**Instructions for the task**
Write out the data again exactly, skipping every picture.

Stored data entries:
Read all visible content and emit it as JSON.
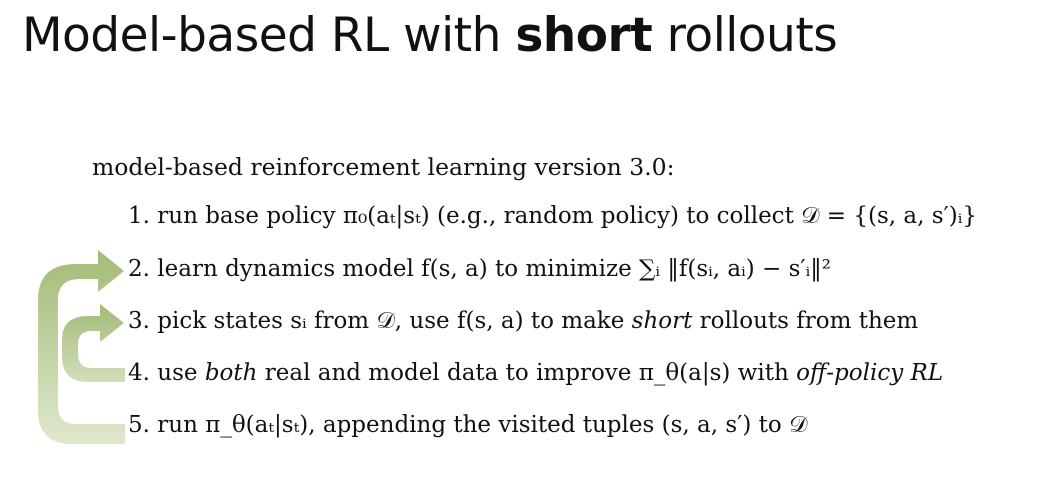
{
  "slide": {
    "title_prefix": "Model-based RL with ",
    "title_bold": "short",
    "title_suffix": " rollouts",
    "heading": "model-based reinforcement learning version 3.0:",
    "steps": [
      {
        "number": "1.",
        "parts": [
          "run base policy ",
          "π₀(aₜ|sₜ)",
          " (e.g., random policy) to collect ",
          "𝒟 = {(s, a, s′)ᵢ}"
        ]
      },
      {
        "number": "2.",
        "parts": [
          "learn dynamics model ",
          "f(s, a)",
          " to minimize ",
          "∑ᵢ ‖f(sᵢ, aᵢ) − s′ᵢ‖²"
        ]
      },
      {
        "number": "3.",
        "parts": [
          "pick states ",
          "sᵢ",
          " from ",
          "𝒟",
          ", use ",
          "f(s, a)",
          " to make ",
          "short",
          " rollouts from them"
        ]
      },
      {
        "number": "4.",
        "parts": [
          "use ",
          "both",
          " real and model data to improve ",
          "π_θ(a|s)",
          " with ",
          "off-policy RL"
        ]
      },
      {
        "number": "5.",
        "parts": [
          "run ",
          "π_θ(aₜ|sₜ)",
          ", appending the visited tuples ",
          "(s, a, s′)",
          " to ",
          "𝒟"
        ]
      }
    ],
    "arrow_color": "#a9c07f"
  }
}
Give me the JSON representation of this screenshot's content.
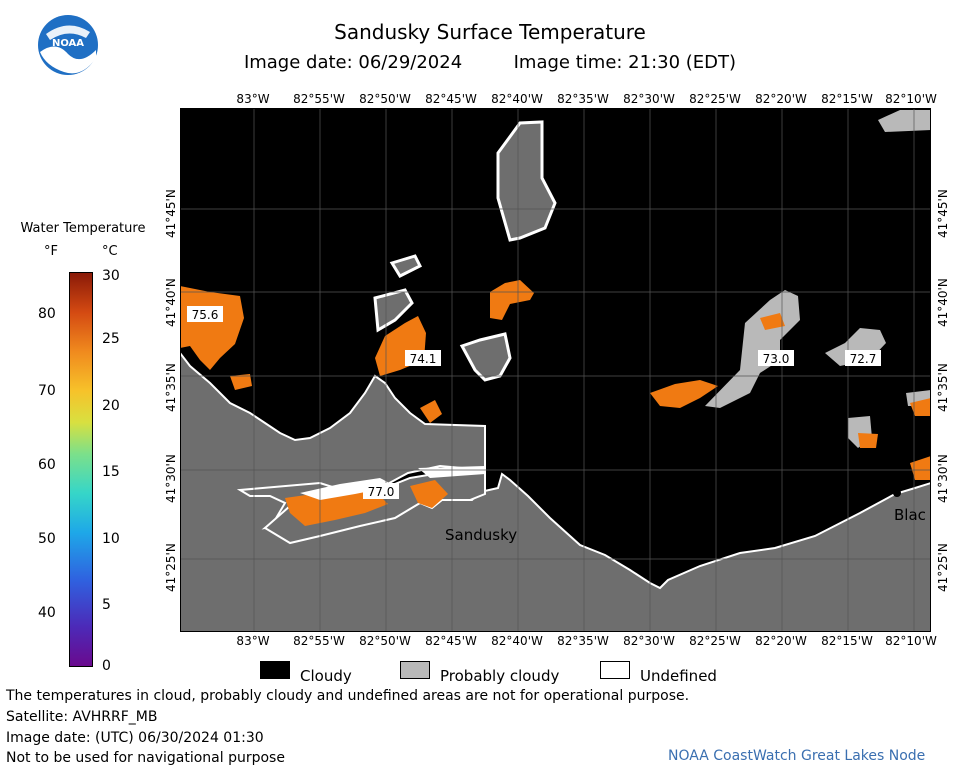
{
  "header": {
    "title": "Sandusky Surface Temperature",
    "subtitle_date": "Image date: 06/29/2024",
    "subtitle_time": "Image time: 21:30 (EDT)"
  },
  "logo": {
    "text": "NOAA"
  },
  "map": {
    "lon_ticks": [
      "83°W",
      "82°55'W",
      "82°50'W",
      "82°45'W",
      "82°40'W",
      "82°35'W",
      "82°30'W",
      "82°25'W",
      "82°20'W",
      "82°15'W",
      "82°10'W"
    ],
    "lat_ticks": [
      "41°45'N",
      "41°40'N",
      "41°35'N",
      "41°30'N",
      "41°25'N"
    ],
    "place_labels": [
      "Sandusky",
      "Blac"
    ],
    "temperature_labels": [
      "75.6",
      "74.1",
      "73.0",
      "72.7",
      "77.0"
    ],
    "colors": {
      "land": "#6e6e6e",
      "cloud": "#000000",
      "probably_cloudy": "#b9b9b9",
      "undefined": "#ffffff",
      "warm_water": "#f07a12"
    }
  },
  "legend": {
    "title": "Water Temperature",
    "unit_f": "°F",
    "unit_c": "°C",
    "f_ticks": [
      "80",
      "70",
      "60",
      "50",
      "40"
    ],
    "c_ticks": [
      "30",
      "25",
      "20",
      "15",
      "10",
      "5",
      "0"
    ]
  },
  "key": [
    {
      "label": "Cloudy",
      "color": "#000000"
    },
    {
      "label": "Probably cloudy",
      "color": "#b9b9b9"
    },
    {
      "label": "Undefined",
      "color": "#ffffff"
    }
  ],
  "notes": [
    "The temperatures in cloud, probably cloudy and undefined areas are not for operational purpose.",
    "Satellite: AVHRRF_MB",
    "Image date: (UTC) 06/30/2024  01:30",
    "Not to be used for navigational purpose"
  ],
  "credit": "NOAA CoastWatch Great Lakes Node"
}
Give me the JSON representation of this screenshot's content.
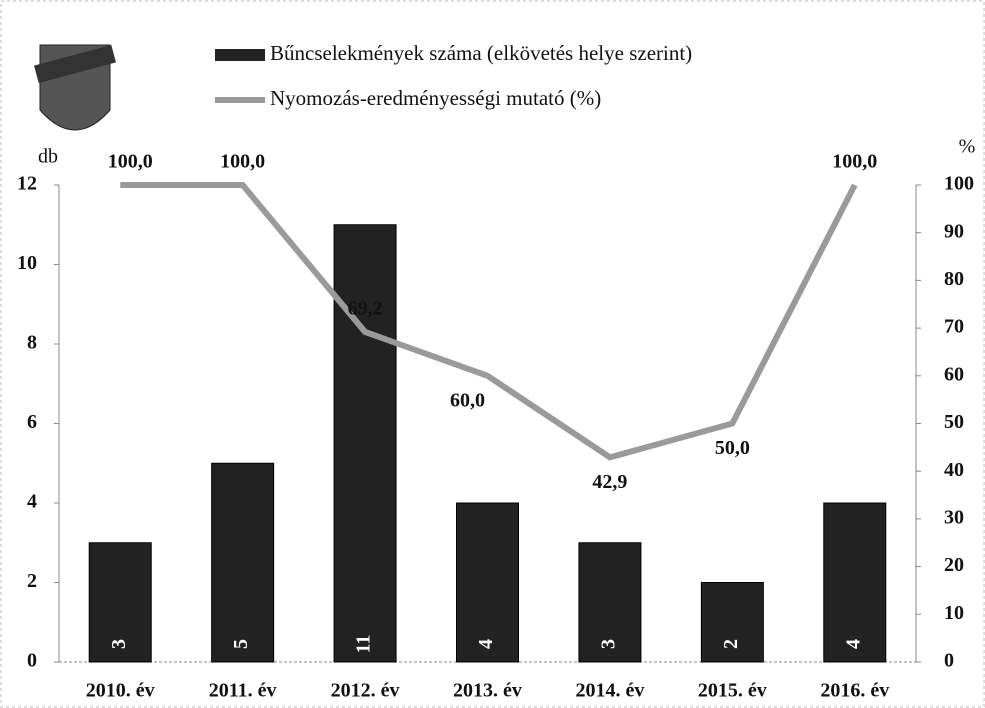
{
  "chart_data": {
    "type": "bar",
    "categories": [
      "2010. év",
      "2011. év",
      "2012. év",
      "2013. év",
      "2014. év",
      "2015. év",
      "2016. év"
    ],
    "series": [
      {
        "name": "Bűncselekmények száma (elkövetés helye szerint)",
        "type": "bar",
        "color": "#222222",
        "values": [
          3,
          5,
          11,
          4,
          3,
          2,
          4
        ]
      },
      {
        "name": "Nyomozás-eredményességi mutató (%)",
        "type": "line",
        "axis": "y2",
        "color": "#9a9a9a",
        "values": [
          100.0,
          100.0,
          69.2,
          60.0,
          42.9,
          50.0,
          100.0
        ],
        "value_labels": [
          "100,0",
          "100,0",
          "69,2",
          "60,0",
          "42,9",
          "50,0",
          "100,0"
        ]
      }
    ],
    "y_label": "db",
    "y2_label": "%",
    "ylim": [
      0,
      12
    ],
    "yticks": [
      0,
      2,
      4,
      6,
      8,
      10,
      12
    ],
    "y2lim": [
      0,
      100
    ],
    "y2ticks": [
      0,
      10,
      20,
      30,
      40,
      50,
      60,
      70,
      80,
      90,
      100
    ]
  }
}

**Correct output**
Read all visible content and emit it as JSON.
{
  "slide": {
    "title_prefix": "Model-based RL with ",
    "title_bold": "short",
    "title_suffix": " rollouts",
    "heading": "model-based reinforcement learning version 3.0:",
    "steps": [
      {
        "number": "1.",
        "parts": [
          "run base policy ",
          "π₀(aₜ|sₜ)",
          " (e.g., random policy) to collect ",
          "𝒟 = {(s, a, s′)ᵢ}"
        ]
      },
      {
        "number": "2.",
        "parts": [
          "learn dynamics model ",
          "f(s, a)",
          " to minimize ",
          "∑ᵢ ‖f(sᵢ, aᵢ) − s′ᵢ‖²"
        ]
      },
      {
        "number": "3.",
        "parts": [
          "pick states ",
          "sᵢ",
          " from ",
          "𝒟",
          ", use ",
          "f(s, a)",
          " to make ",
          "short",
          " rollouts from them"
        ]
      },
      {
        "number": "4.",
        "parts": [
          "use ",
          "both",
          " real and model data to improve ",
          "π_θ(a|s)",
          " with ",
          "off-policy RL"
        ]
      },
      {
        "number": "5.",
        "parts": [
          "run ",
          "π_θ(aₜ|sₜ)",
          ", appending the visited tuples ",
          "(s, a, s′)",
          " to ",
          "𝒟"
        ]
      }
    ],
    "arrow_color": "#a9c07f"
  }
}
Give me the JSON representation of this screenshot's content.
{
  "header": {
    "title": "Sandusky Surface Temperature",
    "subtitle_date": "Image date: 06/29/2024",
    "subtitle_time": "Image time: 21:30 (EDT)"
  },
  "logo": {
    "text": "NOAA"
  },
  "map": {
    "lon_ticks": [
      "83°W",
      "82°55'W",
      "82°50'W",
      "82°45'W",
      "82°40'W",
      "82°35'W",
      "82°30'W",
      "82°25'W",
      "82°20'W",
      "82°15'W",
      "82°10'W"
    ],
    "lat_ticks": [
      "41°45'N",
      "41°40'N",
      "41°35'N",
      "41°30'N",
      "41°25'N"
    ],
    "place_labels": [
      "Sandusky",
      "Blac"
    ],
    "temperature_labels": [
      "75.6",
      "74.1",
      "73.0",
      "72.7",
      "77.0"
    ],
    "colors": {
      "land": "#6e6e6e",
      "cloud": "#000000",
      "probably_cloudy": "#b9b9b9",
      "undefined": "#ffffff",
      "warm_water": "#f07a12"
    }
  },
  "legend": {
    "title": "Water Temperature",
    "unit_f": "°F",
    "unit_c": "°C",
    "f_ticks": [
      "80",
      "70",
      "60",
      "50",
      "40"
    ],
    "c_ticks": [
      "30",
      "25",
      "20",
      "15",
      "10",
      "5",
      "0"
    ]
  },
  "key": [
    {
      "label": "Cloudy",
      "color": "#000000"
    },
    {
      "label": "Probably cloudy",
      "color": "#b9b9b9"
    },
    {
      "label": "Undefined",
      "color": "#ffffff"
    }
  ],
  "notes": [
    "The temperatures in cloud, probably cloudy and undefined areas are not for operational purpose.",
    "Satellite: AVHRRF_MB",
    "Image date: (UTC) 06/30/2024  01:30",
    "Not to be used for navigational purpose"
  ],
  "credit": "NOAA CoastWatch Great Lakes Node"
}
Give me the JSON representation of this screenshot's content.
{
  "chart_data": {
    "type": "bar",
    "categories": [
      "2010. év",
      "2011. év",
      "2012. év",
      "2013. év",
      "2014. év",
      "2015. év",
      "2016. év"
    ],
    "series": [
      {
        "name": "Bűncselekmények száma (elkövetés helye szerint)",
        "type": "bar",
        "color": "#222222",
        "values": [
          3,
          5,
          11,
          4,
          3,
          2,
          4
        ]
      },
      {
        "name": "Nyomozás-eredményességi mutató (%)",
        "type": "line",
        "axis": "y2",
        "color": "#9a9a9a",
        "values": [
          100.0,
          100.0,
          69.2,
          60.0,
          42.9,
          50.0,
          100.0
        ],
        "value_labels": [
          "100,0",
          "100,0",
          "69,2",
          "60,0",
          "42,9",
          "50,0",
          "100,0"
        ]
      }
    ],
    "y_label": "db",
    "y2_label": "%",
    "ylim": [
      0,
      12
    ],
    "yticks": [
      0,
      2,
      4,
      6,
      8,
      10,
      12
    ],
    "y2lim": [
      0,
      100
    ],
    "y2ticks": [
      0,
      10,
      20,
      30,
      40,
      50,
      60,
      70,
      80,
      90,
      100
    ]
  }
}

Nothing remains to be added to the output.